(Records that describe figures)
Start
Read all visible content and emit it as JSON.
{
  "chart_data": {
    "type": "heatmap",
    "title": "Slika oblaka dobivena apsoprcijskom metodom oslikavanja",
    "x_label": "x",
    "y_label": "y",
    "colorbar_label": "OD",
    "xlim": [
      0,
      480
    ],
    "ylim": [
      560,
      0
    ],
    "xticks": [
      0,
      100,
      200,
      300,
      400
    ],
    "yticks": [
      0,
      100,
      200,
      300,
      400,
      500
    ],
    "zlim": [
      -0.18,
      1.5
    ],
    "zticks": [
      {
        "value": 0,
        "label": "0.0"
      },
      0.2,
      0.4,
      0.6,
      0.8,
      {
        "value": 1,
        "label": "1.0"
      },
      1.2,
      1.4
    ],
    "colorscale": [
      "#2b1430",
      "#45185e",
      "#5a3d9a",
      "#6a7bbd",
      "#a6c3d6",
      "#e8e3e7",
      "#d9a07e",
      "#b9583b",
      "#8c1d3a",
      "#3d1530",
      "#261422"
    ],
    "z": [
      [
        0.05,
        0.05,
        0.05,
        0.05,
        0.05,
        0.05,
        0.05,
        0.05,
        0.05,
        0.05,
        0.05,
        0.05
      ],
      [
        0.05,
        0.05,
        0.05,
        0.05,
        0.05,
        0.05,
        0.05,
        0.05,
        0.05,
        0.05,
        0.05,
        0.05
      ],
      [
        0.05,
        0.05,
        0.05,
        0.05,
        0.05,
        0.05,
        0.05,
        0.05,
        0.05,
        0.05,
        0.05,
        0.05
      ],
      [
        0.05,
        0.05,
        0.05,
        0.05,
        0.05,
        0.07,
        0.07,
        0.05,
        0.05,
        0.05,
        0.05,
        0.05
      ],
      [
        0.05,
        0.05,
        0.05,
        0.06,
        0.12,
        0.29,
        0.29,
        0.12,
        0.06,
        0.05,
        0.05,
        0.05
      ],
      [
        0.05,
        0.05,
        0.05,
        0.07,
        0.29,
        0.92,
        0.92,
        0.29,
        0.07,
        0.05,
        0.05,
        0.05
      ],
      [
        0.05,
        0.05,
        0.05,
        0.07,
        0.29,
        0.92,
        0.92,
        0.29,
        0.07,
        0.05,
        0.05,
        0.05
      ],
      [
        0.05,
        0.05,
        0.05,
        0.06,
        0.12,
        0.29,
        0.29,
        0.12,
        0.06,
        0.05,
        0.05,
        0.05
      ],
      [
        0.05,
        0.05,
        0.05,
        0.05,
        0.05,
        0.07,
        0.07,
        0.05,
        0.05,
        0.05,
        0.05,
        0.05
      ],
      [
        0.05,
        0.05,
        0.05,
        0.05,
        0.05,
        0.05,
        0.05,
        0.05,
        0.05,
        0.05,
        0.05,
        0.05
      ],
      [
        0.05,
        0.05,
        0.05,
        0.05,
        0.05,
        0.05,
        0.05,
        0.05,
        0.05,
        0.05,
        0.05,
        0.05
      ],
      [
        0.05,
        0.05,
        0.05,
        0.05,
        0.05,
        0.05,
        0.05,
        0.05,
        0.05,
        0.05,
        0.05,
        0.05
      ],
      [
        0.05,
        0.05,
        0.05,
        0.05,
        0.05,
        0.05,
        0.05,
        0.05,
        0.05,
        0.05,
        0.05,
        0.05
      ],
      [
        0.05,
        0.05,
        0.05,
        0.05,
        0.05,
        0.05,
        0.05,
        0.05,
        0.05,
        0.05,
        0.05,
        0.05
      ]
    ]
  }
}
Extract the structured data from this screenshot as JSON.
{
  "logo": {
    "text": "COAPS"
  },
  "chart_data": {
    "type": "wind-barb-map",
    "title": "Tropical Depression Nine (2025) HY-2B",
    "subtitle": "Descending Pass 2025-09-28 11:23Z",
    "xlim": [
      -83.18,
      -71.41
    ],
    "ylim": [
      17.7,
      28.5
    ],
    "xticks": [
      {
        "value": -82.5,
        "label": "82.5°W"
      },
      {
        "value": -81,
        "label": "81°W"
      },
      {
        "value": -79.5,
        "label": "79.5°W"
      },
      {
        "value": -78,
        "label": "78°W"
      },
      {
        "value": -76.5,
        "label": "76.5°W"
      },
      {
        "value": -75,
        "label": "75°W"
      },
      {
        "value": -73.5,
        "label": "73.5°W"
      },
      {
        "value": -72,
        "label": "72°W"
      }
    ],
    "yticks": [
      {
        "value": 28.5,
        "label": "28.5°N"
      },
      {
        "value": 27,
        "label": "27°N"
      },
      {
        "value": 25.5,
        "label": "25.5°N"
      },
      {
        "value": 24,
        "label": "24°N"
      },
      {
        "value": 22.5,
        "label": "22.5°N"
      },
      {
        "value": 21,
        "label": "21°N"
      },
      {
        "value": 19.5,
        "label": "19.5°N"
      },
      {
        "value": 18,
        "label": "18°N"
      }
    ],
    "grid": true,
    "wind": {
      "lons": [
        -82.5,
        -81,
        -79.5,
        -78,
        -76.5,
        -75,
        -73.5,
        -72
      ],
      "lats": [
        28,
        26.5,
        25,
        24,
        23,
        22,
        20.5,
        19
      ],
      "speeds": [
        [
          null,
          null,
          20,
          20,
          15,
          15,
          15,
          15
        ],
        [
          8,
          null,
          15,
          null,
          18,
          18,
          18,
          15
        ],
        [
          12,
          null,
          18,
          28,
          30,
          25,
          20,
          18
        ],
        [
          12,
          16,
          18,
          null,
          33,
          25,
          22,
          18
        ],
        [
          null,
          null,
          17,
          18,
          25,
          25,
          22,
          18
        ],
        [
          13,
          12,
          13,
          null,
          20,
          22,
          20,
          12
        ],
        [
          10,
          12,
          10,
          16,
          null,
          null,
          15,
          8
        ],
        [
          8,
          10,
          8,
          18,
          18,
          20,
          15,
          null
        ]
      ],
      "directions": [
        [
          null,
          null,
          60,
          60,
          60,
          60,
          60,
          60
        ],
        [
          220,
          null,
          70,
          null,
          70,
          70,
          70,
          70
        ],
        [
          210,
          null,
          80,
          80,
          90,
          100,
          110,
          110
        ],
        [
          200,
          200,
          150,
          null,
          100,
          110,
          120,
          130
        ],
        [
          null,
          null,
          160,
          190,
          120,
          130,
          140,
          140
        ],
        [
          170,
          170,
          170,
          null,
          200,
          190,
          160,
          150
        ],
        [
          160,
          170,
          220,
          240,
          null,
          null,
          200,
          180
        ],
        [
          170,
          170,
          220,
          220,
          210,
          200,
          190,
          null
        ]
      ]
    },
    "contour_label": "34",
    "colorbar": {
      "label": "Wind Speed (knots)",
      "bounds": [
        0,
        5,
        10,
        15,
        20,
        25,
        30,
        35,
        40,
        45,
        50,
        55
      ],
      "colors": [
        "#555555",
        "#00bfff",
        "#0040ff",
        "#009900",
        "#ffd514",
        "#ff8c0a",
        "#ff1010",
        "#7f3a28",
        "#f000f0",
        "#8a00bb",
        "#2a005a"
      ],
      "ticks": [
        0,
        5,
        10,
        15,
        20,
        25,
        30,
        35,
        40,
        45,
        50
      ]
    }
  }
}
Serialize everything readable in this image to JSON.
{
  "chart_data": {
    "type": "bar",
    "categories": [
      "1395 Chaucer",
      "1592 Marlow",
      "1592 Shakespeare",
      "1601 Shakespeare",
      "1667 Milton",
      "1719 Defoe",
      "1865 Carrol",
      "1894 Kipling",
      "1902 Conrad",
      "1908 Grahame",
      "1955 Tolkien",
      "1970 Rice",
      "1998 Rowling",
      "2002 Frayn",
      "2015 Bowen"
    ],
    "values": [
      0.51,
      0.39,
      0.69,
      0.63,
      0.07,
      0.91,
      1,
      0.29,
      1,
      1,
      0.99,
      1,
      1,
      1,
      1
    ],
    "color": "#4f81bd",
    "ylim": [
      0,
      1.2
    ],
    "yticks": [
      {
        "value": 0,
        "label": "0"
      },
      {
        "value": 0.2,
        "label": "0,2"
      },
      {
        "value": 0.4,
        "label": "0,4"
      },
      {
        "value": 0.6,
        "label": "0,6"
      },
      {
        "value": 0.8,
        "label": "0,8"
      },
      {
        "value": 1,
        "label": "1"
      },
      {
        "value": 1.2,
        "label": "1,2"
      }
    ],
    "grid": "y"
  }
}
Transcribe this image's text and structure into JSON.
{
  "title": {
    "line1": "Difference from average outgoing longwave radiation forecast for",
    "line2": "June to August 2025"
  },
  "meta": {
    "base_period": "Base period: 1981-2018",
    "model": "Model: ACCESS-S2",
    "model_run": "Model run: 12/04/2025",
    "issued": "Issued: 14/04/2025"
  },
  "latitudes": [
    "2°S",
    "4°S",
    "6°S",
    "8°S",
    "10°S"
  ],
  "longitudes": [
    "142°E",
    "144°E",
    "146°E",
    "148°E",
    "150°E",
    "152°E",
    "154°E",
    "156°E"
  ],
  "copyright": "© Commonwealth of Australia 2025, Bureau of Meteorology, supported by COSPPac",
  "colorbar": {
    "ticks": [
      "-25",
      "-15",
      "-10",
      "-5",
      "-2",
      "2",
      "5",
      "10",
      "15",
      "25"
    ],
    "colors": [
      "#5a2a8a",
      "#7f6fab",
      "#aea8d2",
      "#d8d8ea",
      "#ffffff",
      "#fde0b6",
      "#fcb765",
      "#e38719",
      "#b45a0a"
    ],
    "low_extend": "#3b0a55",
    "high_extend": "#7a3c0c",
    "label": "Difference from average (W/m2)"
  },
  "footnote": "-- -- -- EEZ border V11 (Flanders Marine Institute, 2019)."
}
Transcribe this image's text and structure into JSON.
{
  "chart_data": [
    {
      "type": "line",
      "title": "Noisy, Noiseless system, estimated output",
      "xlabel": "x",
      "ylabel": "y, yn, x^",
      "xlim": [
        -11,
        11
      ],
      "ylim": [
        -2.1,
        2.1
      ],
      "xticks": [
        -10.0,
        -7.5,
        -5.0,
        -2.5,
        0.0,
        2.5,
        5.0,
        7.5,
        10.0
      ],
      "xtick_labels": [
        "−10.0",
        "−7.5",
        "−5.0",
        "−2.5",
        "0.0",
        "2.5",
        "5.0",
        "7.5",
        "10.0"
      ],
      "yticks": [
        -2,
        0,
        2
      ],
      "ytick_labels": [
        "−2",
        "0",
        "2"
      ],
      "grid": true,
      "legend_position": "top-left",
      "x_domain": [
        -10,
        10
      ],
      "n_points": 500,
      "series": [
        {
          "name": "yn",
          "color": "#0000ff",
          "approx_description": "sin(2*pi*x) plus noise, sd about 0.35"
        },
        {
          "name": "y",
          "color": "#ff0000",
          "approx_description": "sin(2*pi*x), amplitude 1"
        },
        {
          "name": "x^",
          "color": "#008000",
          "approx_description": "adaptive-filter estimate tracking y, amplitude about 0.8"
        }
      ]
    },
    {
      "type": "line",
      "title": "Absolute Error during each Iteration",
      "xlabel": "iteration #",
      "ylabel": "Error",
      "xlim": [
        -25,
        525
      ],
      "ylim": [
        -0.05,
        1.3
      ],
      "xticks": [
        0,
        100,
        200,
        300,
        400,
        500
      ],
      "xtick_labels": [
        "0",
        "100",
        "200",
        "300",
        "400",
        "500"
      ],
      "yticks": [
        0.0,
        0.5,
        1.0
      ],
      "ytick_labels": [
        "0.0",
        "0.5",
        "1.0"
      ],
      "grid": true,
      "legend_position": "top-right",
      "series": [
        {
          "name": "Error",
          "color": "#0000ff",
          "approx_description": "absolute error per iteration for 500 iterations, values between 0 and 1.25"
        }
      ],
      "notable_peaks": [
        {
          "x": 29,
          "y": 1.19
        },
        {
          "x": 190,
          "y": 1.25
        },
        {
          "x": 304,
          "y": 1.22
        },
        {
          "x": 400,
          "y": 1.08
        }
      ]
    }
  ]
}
End
Read through the lines above and collect those that contain the string "this".

Exercise solution:
Extract the structured data from this screenshot as JSON.
Serialize everything readable in this image to JSON.
Transcribe this image's text and structure into JSON.
Transcribe this image's text and structure into JSON.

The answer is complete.